Written instruction
Take the material and output all of it exactly.

Records for the exercise
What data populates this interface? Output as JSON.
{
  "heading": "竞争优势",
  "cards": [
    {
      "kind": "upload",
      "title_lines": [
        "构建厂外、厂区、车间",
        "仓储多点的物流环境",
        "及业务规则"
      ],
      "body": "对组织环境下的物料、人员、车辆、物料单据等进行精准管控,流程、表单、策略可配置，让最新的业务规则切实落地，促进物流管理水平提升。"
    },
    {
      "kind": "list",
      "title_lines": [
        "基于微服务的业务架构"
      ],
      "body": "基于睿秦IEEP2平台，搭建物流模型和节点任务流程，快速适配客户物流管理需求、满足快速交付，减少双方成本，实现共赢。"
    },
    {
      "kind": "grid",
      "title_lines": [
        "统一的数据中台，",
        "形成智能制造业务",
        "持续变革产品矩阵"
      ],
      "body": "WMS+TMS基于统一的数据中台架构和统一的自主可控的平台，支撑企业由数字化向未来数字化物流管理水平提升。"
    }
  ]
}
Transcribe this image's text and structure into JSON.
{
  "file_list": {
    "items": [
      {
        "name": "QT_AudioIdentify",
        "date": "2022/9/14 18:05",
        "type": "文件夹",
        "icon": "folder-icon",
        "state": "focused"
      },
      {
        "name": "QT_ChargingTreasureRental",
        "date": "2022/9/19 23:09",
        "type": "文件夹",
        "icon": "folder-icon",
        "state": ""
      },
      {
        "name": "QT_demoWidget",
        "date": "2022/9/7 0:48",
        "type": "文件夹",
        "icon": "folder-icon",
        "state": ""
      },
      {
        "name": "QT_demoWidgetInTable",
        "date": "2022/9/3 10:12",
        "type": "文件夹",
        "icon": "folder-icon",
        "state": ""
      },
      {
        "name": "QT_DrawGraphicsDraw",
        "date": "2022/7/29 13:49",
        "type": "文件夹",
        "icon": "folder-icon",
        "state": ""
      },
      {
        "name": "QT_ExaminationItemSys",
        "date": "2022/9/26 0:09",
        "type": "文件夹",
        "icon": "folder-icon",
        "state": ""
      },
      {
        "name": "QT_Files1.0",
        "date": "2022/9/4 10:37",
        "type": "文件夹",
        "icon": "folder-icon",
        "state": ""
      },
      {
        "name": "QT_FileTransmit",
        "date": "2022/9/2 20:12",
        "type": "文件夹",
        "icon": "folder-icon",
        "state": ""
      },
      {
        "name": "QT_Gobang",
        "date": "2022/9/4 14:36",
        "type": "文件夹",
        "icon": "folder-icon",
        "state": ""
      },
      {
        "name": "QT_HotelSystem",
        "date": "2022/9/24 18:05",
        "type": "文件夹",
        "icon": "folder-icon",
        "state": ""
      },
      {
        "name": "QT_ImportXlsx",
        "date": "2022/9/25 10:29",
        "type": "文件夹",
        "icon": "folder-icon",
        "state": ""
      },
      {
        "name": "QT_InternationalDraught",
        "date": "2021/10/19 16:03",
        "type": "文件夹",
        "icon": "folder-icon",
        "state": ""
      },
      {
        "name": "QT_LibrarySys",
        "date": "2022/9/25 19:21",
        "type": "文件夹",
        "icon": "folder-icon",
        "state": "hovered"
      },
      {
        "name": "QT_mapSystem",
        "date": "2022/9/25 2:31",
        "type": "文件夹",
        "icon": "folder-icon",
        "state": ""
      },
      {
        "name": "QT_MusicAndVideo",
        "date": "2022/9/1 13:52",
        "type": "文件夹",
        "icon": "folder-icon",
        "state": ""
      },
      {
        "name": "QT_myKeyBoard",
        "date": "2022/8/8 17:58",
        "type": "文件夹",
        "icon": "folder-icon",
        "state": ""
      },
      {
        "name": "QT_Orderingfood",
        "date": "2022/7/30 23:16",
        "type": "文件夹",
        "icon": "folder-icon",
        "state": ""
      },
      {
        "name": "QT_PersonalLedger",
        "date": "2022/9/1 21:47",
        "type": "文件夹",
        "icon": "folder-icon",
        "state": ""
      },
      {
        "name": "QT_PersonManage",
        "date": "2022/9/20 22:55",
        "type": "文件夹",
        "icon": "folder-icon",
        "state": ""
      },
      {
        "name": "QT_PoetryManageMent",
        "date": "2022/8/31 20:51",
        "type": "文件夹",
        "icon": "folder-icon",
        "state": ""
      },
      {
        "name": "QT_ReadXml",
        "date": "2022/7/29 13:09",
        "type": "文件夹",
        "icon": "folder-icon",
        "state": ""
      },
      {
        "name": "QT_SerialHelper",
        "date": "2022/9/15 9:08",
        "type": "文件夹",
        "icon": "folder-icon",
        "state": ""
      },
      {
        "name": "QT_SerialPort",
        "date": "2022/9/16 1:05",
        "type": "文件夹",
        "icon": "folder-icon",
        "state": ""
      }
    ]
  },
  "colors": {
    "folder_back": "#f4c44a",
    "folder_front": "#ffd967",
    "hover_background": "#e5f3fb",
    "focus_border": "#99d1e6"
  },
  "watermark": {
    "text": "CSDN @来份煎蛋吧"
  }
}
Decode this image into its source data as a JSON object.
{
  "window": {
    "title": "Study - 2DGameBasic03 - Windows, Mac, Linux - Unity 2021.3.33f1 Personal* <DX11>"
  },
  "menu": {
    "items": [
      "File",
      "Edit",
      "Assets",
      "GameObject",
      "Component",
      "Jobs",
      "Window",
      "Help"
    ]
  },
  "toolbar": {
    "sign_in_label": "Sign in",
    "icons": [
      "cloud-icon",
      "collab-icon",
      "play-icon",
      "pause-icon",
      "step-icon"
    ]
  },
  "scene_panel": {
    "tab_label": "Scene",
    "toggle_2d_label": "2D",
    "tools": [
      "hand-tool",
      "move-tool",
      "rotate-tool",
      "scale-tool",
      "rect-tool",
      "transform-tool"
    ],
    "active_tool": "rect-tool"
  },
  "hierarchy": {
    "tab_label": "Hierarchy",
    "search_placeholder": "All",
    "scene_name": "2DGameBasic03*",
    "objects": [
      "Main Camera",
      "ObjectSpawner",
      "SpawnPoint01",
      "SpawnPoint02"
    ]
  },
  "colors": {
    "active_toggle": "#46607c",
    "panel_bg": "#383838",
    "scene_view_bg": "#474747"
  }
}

Output for this exercise
What data populates this interface? Output as JSON.
{
  "heading": "竞争优势",
  "cards": [
    {
      "kind": "upload",
      "title_lines": [
        "构建厂外、厂区、车间",
        "仓储多点的物流环境",
        "及业务规则"
      ],
      "body": "对组织环境下的物料、人员、车辆、物料单据等进行精准管控,流程、表单、策略可配置，让最新的业务规则切实落地，促进物流管理水平提升。"
    },
    {
      "kind": "list",
      "title_lines": [
        "基于微服务的业务架构"
      ],
      "body": "基于睿秦IEEP2平台，搭建物流模型和节点任务流程，快速适配客户物流管理需求、满足快速交付，减少双方成本，实现共赢。"
    },
    {
      "kind": "grid",
      "title_lines": [
        "统一的数据中台，",
        "形成智能制造业务",
        "持续变革产品矩阵"
      ],
      "body": "WMS+TMS基于统一的数据中台架构和统一的自主可控的平台，支撑企业由数字化向未来数字化物流管理水平提升。"
    }
  ]
}
Transcribe this image's text and structure into JSON.
{
  "file_list": {
    "items": [
      {
        "name": "QT_AudioIdentify",
        "date": "2022/9/14 18:05",
        "type": "文件夹",
        "icon": "folder-icon",
        "state": "focused"
      },
      {
        "name": "QT_ChargingTreasureRental",
        "date": "2022/9/19 23:09",
        "type": "文件夹",
        "icon": "folder-icon",
        "state": ""
      },
      {
        "name": "QT_demoWidget",
        "date": "2022/9/7 0:48",
        "type": "文件夹",
        "icon": "folder-icon",
        "state": ""
      },
      {
        "name": "QT_demoWidgetInTable",
        "date": "2022/9/3 10:12",
        "type": "文件夹",
        "icon": "folder-icon",
        "state": ""
      },
      {
        "name": "QT_DrawGraphicsDraw",
        "date": "2022/7/29 13:49",
        "type": "文件夹",
        "icon": "folder-icon",
        "state": ""
      },
      {
        "name": "QT_ExaminationItemSys",
        "date": "2022/9/26 0:09",
        "type": "文件夹",
        "icon": "folder-icon",
        "state": ""
      },
      {
        "name": "QT_Files1.0",
        "date": "2022/9/4 10:37",
        "type": "文件夹",
        "icon": "folder-icon",
        "state": ""
      },
      {
        "name": "QT_FileTransmit",
        "date": "2022/9/2 20:12",
        "type": "文件夹",
        "icon": "folder-icon",
        "state": ""
      },
      {
        "name": "QT_Gobang",
        "date": "2022/9/4 14:36",
        "type": "文件夹",
        "icon": "folder-icon",
        "state": ""
      },
      {
        "name": "QT_HotelSystem",
        "date": "2022/9/24 18:05",
        "type": "文件夹",
        "icon": "folder-icon",
        "state": ""
      },
      {
        "name": "QT_ImportXlsx",
        "date": "2022/9/25 10:29",
        "type": "文件夹",
        "icon": "folder-icon",
        "state": ""
      },
      {
        "name": "QT_InternationalDraught",
        "date": "2021/10/19 16:03",
        "type": "文件夹",
        "icon": "folder-icon",
        "state": ""
      },
      {
        "name": "QT_LibrarySys",
        "date": "2022/9/25 19:21",
        "type": "文件夹",
        "icon": "folder-icon",
        "state": "hovered"
      },
      {
        "name": "QT_mapSystem",
        "date": "2022/9/25 2:31",
        "type": "文件夹",
        "icon": "folder-icon",
        "state": ""
      },
      {
        "name": "QT_MusicAndVideo",
        "date": "2022/9/1 13:52",
        "type": "文件夹",
        "icon": "folder-icon",
        "state": ""
      },
      {
        "name": "QT_myKeyBoard",
        "date": "2022/8/8 17:58",
        "type": "文件夹",
        "icon": "folder-icon",
        "state": ""
      },
      {
        "name": "QT_Orderingfood",
        "date": "2022/7/30 23:16",
        "type": "文件夹",
        "icon": "folder-icon",
        "state": ""
      },
      {
        "name": "QT_PersonalLedger",
        "date": "2022/9/1 21:47",
        "type": "文件夹",
        "icon": "folder-icon",
        "state": ""
      },
      {
        "name": "QT_PersonManage",
        "date": "2022/9/20 22:55",
        "type": "文件夹",
        "icon": "folder-icon",
        "state": ""
      },
      {
        "name": "QT_PoetryManageMent",
        "date": "2022/8/31 20:51",
        "type": "文件夹",
        "icon": "folder-icon",
        "state": ""
      },
      {
        "name": "QT_ReadXml",
        "date": "2022/7/29 13:09",
        "type": "文件夹",
        "icon": "folder-icon",
        "state": ""
      },
      {
        "name": "QT_SerialHelper",
        "date": "2022/9/15 9:08",
        "type": "文件夹",
        "icon": "folder-icon",
        "state": ""
      },
      {
        "name": "QT_SerialPort",
        "date": "2022/9/16 1:05",
        "type": "文件夹",
        "icon": "folder-icon",
        "state": ""
      }
    ]
  },
  "colors": {
    "folder_back": "#f4c44a",
    "folder_front": "#ffd967",
    "hover_background": "#e5f3fb",
    "focus_border": "#99d1e6"
  },
  "watermark": {
    "text": "CSDN @来份煎蛋吧"
  }
}
Decode this image into its source data as a JSON object.
{
  "window": {
    "title": "Study - 2DGameBasic03 - Windows, Mac, Linux - Unity 2021.3.33f1 Personal* <DX11>"
  },
  "menu": {
    "items": [
      "File",
      "Edit",
      "Assets",
      "GameObject",
      "Component",
      "Jobs",
      "Window",
      "Help"
    ]
  },
  "toolbar": {
    "sign_in_label": "Sign in",
    "icons": [
      "cloud-icon",
      "collab-icon",
      "play-icon",
      "pause-icon",
      "step-icon"
    ]
  },
  "scene_panel": {
    "tab_label": "Scene",
    "toggle_2d_label": "2D",
    "tools": [
      "hand-tool",
      "move-tool",
      "rotate-tool",
      "scale-tool",
      "rect-tool",
      "transform-tool"
    ],
    "active_tool": "rect-tool"
  },
  "hierarchy": {
    "tab_label": "Hierarchy",
    "search_placeholder": "All",
    "scene_name": "2DGameBasic03*",
    "objects": [
      "Main Camera",
      "ObjectSpawner",
      "SpawnPoint01",
      "SpawnPoint02"
    ]
  },
  "colors": {
    "active_toggle": "#46607c",
    "panel_bg": "#383838",
    "scene_view_bg": "#474747"
  }
}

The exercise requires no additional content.